**Work to do:**
Reproduce every entry below precisely. Pictures are excluded from the copy.

Data records:
● ● ● ●

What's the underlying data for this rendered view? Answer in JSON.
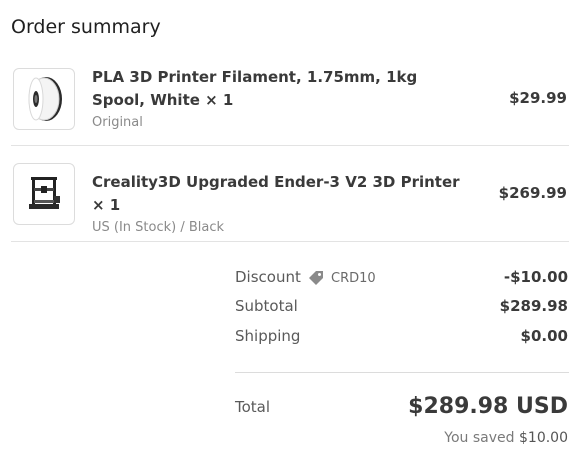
{
  "title": "Order summary",
  "items": [
    {
      "name": "PLA 3D Printer Filament, 1.75mm, 1kg Spool, White × 1",
      "variant": "Original",
      "price": "$29.99",
      "image_icon": "filament-spool-icon"
    },
    {
      "name": "Creality3D Upgraded Ender-3 V2 3D Printer × 1",
      "variant": "US (In Stock) / Black",
      "price": "$269.99",
      "image_icon": "3d-printer-icon"
    }
  ],
  "summary": {
    "discount_label": "Discount",
    "discount_code": "CRD10",
    "discount_value": "-$10.00",
    "subtotal_label": "Subtotal",
    "subtotal_value": "$289.98",
    "shipping_label": "Shipping",
    "shipping_value": "$0.00",
    "total_label": "Total",
    "total_value": "$289.98 USD",
    "saved_label": "You saved",
    "saved_value": "$10.00"
  },
  "colors": {
    "text_primary": "#3a3a3a",
    "text_secondary": "#8a8a8a",
    "border": "#e3e3e3"
  }
}
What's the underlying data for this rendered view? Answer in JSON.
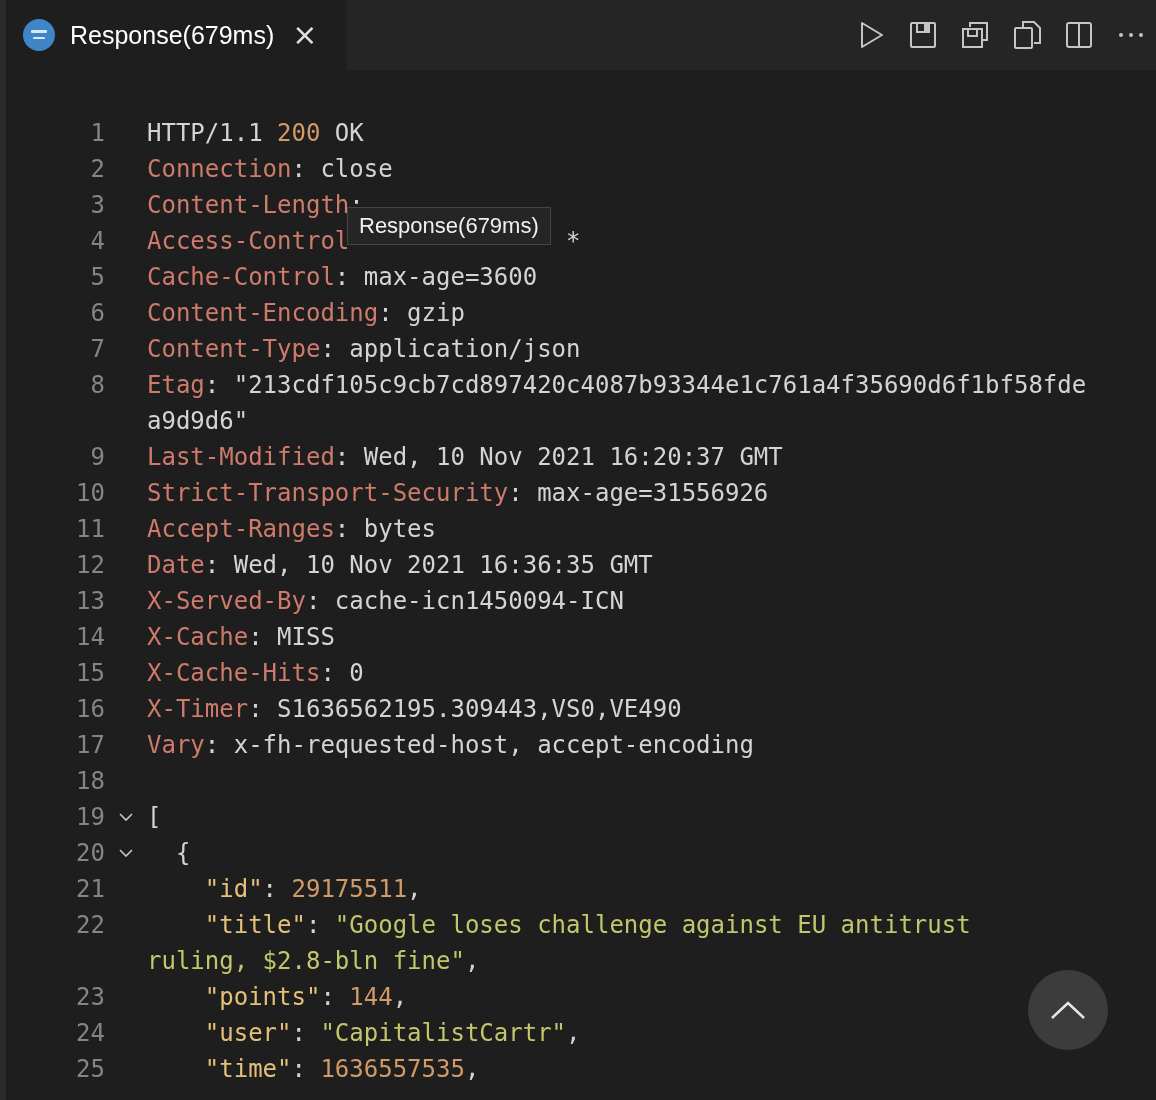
{
  "tab": {
    "title": "Response(679ms)",
    "close": "×"
  },
  "tooltip": "Response(679ms)",
  "lines": [
    {
      "number": "1",
      "tokens": [
        {
          "kind": "text",
          "text": "HTTP/1.1 "
        },
        {
          "kind": "number",
          "text": "200"
        },
        {
          "kind": "text",
          "text": " OK"
        }
      ]
    },
    {
      "number": "2",
      "tokens": [
        {
          "kind": "header",
          "text": "Connection"
        },
        {
          "kind": "text",
          "text": ": close"
        }
      ]
    },
    {
      "number": "3",
      "tokens": [
        {
          "kind": "header",
          "text": "Content-Length"
        },
        {
          "kind": "text",
          "text": ":"
        }
      ]
    },
    {
      "number": "4",
      "tokens": [
        {
          "kind": "header",
          "text": "Access-Control"
        },
        {
          "kind": "covered"
        },
        {
          "kind": "text",
          "text": " *"
        }
      ]
    },
    {
      "number": "5",
      "tokens": [
        {
          "kind": "header",
          "text": "Cache-Control"
        },
        {
          "kind": "text",
          "text": ": max-age=3600"
        }
      ]
    },
    {
      "number": "6",
      "tokens": [
        {
          "kind": "header",
          "text": "Content-Encoding"
        },
        {
          "kind": "text",
          "text": ": gzip"
        }
      ]
    },
    {
      "number": "7",
      "tokens": [
        {
          "kind": "header",
          "text": "Content-Type"
        },
        {
          "kind": "text",
          "text": ": application/json"
        }
      ]
    },
    {
      "number": "8",
      "tokens": [
        {
          "kind": "header",
          "text": "Etag"
        },
        {
          "kind": "text",
          "text": ": \"213cdf105c9cb7cd897420c4087b93344e1c761a4f35690d6f1bf58fdea9d9d6\""
        }
      ]
    },
    {
      "number": "9",
      "tokens": [
        {
          "kind": "header",
          "text": "Last-Modified"
        },
        {
          "kind": "text",
          "text": ": Wed, 10 Nov 2021 16:20:37 GMT"
        }
      ]
    },
    {
      "number": "10",
      "tokens": [
        {
          "kind": "header",
          "text": "Strict-Transport-Security"
        },
        {
          "kind": "text",
          "text": ": max-age=31556926"
        }
      ]
    },
    {
      "number": "11",
      "tokens": [
        {
          "kind": "header",
          "text": "Accept-Ranges"
        },
        {
          "kind": "text",
          "text": ": bytes"
        }
      ]
    },
    {
      "number": "12",
      "tokens": [
        {
          "kind": "header",
          "text": "Date"
        },
        {
          "kind": "text",
          "text": ": Wed, 10 Nov 2021 16:36:35 GMT"
        }
      ]
    },
    {
      "number": "13",
      "tokens": [
        {
          "kind": "header",
          "text": "X-Served-By"
        },
        {
          "kind": "text",
          "text": ": cache-icn1450094-ICN"
        }
      ]
    },
    {
      "number": "14",
      "tokens": [
        {
          "kind": "header",
          "text": "X-Cache"
        },
        {
          "kind": "text",
          "text": ": MISS"
        }
      ]
    },
    {
      "number": "15",
      "tokens": [
        {
          "kind": "header",
          "text": "X-Cache-Hits"
        },
        {
          "kind": "text",
          "text": ": 0"
        }
      ]
    },
    {
      "number": "16",
      "tokens": [
        {
          "kind": "header",
          "text": "X-Timer"
        },
        {
          "kind": "text",
          "text": ": S1636562195.309443,VS0,VE490"
        }
      ]
    },
    {
      "number": "17",
      "tokens": [
        {
          "kind": "header",
          "text": "Vary"
        },
        {
          "kind": "text",
          "text": ": x-fh-requested-host, accept-encoding"
        }
      ]
    },
    {
      "number": "18"
    },
    {
      "number": "19",
      "expanded": true,
      "tokens": [
        {
          "kind": "text",
          "text": "["
        }
      ]
    },
    {
      "number": "20",
      "expanded": true,
      "tokens": [
        {
          "kind": "text",
          "text": "  {"
        }
      ]
    },
    {
      "number": "21",
      "tokens": [
        {
          "kind": "key",
          "text": "    \"id\""
        },
        {
          "kind": "text",
          "text": ": "
        },
        {
          "kind": "number",
          "text": "29175511"
        },
        {
          "kind": "text",
          "text": ","
        }
      ]
    },
    {
      "number": "22",
      "tokens": [
        {
          "kind": "key",
          "text": "    \"title\""
        },
        {
          "kind": "text",
          "text": ": "
        },
        {
          "kind": "string",
          "text": "\"Google loses challenge against EU antitrust ruling, $2.8-bln fine\""
        },
        {
          "kind": "text",
          "text": ","
        }
      ]
    },
    {
      "number": "23",
      "tokens": [
        {
          "kind": "key",
          "text": "    \"points\""
        },
        {
          "kind": "text",
          "text": ": "
        },
        {
          "kind": "number",
          "text": "144"
        },
        {
          "kind": "text",
          "text": ","
        }
      ]
    },
    {
      "number": "24",
      "tokens": [
        {
          "kind": "key",
          "text": "    \"user\""
        },
        {
          "kind": "text",
          "text": ": "
        },
        {
          "kind": "string",
          "text": "\"CapitalistCartr\""
        },
        {
          "kind": "text",
          "text": ","
        }
      ]
    },
    {
      "number": "25",
      "tokens": [
        {
          "kind": "key",
          "text": "    \"time\""
        },
        {
          "kind": "text",
          "text": ": "
        },
        {
          "kind": "number",
          "text": "1636557535"
        },
        {
          "kind": "text",
          "text": ","
        }
      ]
    }
  ]
}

● ● ● ●

**Written answer:**
What's the underlying data for this rendered view? Answer in JSON.
{
  "title": "Order summary",
  "items": [
    {
      "name": "PLA 3D Printer Filament, 1.75mm, 1kg Spool, White × 1",
      "variant": "Original",
      "price": "$29.99",
      "image_icon": "filament-spool-icon"
    },
    {
      "name": "Creality3D Upgraded Ender-3 V2 3D Printer × 1",
      "variant": "US (In Stock) / Black",
      "price": "$269.99",
      "image_icon": "3d-printer-icon"
    }
  ],
  "summary": {
    "discount_label": "Discount",
    "discount_code": "CRD10",
    "discount_value": "-$10.00",
    "subtotal_label": "Subtotal",
    "subtotal_value": "$289.98",
    "shipping_label": "Shipping",
    "shipping_value": "$0.00",
    "total_label": "Total",
    "total_value": "$289.98 USD",
    "saved_label": "You saved",
    "saved_value": "$10.00"
  },
  "colors": {
    "text_primary": "#3a3a3a",
    "text_secondary": "#8a8a8a",
    "border": "#e3e3e3"
  }
}
What's the underlying data for this rendered view? Answer in JSON.
{
  "tab": {
    "title": "Response(679ms)",
    "close": "×"
  },
  "tooltip": "Response(679ms)",
  "lines": [
    {
      "number": "1",
      "tokens": [
        {
          "kind": "text",
          "text": "HTTP/1.1 "
        },
        {
          "kind": "number",
          "text": "200"
        },
        {
          "kind": "text",
          "text": " OK"
        }
      ]
    },
    {
      "number": "2",
      "tokens": [
        {
          "kind": "header",
          "text": "Connection"
        },
        {
          "kind": "text",
          "text": ": close"
        }
      ]
    },
    {
      "number": "3",
      "tokens": [
        {
          "kind": "header",
          "text": "Content-Length"
        },
        {
          "kind": "text",
          "text": ":"
        }
      ]
    },
    {
      "number": "4",
      "tokens": [
        {
          "kind": "header",
          "text": "Access-Control"
        },
        {
          "kind": "covered"
        },
        {
          "kind": "text",
          "text": " *"
        }
      ]
    },
    {
      "number": "5",
      "tokens": [
        {
          "kind": "header",
          "text": "Cache-Control"
        },
        {
          "kind": "text",
          "text": ": max-age=3600"
        }
      ]
    },
    {
      "number": "6",
      "tokens": [
        {
          "kind": "header",
          "text": "Content-Encoding"
        },
        {
          "kind": "text",
          "text": ": gzip"
        }
      ]
    },
    {
      "number": "7",
      "tokens": [
        {
          "kind": "header",
          "text": "Content-Type"
        },
        {
          "kind": "text",
          "text": ": application/json"
        }
      ]
    },
    {
      "number": "8",
      "tokens": [
        {
          "kind": "header",
          "text": "Etag"
        },
        {
          "kind": "text",
          "text": ": \"213cdf105c9cb7cd897420c4087b93344e1c761a4f35690d6f1bf58fdea9d9d6\""
        }
      ]
    },
    {
      "number": "9",
      "tokens": [
        {
          "kind": "header",
          "text": "Last-Modified"
        },
        {
          "kind": "text",
          "text": ": Wed, 10 Nov 2021 16:20:37 GMT"
        }
      ]
    },
    {
      "number": "10",
      "tokens": [
        {
          "kind": "header",
          "text": "Strict-Transport-Security"
        },
        {
          "kind": "text",
          "text": ": max-age=31556926"
        }
      ]
    },
    {
      "number": "11",
      "tokens": [
        {
          "kind": "header",
          "text": "Accept-Ranges"
        },
        {
          "kind": "text",
          "text": ": bytes"
        }
      ]
    },
    {
      "number": "12",
      "tokens": [
        {
          "kind": "header",
          "text": "Date"
        },
        {
          "kind": "text",
          "text": ": Wed, 10 Nov 2021 16:36:35 GMT"
        }
      ]
    },
    {
      "number": "13",
      "tokens": [
        {
          "kind": "header",
          "text": "X-Served-By"
        },
        {
          "kind": "text",
          "text": ": cache-icn1450094-ICN"
        }
      ]
    },
    {
      "number": "14",
      "tokens": [
        {
          "kind": "header",
          "text": "X-Cache"
        },
        {
          "kind": "text",
          "text": ": MISS"
        }
      ]
    },
    {
      "number": "15",
      "tokens": [
        {
          "kind": "header",
          "text": "X-Cache-Hits"
        },
        {
          "kind": "text",
          "text": ": 0"
        }
      ]
    },
    {
      "number": "16",
      "tokens": [
        {
          "kind": "header",
          "text": "X-Timer"
        },
        {
          "kind": "text",
          "text": ": S1636562195.309443,VS0,VE490"
        }
      ]
    },
    {
      "number": "17",
      "tokens": [
        {
          "kind": "header",
          "text": "Vary"
        },
        {
          "kind": "text",
          "text": ": x-fh-requested-host, accept-encoding"
        }
      ]
    },
    {
      "number": "18"
    },
    {
      "number": "19",
      "expanded": true,
      "tokens": [
        {
          "kind": "text",
          "text": "["
        }
      ]
    },
    {
      "number": "20",
      "expanded": true,
      "tokens": [
        {
          "kind": "text",
          "text": "  {"
        }
      ]
    },
    {
      "number": "21",
      "tokens": [
        {
          "kind": "key",
          "text": "    \"id\""
        },
        {
          "kind": "text",
          "text": ": "
        },
        {
          "kind": "number",
          "text": "29175511"
        },
        {
          "kind": "text",
          "text": ","
        }
      ]
    },
    {
      "number": "22",
      "tokens": [
        {
          "kind": "key",
          "text": "    \"title\""
        },
        {
          "kind": "text",
          "text": ": "
        },
        {
          "kind": "string",
          "text": "\"Google loses challenge against EU antitrust ruling, $2.8-bln fine\""
        },
        {
          "kind": "text",
          "text": ","
        }
      ]
    },
    {
      "number": "23",
      "tokens": [
        {
          "kind": "key",
          "text": "    \"points\""
        },
        {
          "kind": "text",
          "text": ": "
        },
        {
          "kind": "number",
          "text": "144"
        },
        {
          "kind": "text",
          "text": ","
        }
      ]
    },
    {
      "number": "24",
      "tokens": [
        {
          "kind": "key",
          "text": "    \"user\""
        },
        {
          "kind": "text",
          "text": ": "
        },
        {
          "kind": "string",
          "text": "\"CapitalistCartr\""
        },
        {
          "kind": "text",
          "text": ","
        }
      ]
    },
    {
      "number": "25",
      "tokens": [
        {
          "kind": "key",
          "text": "    \"time\""
        },
        {
          "kind": "text",
          "text": ": "
        },
        {
          "kind": "number",
          "text": "1636557535"
        },
        {
          "kind": "text",
          "text": ","
        }
      ]
    }
  ]
}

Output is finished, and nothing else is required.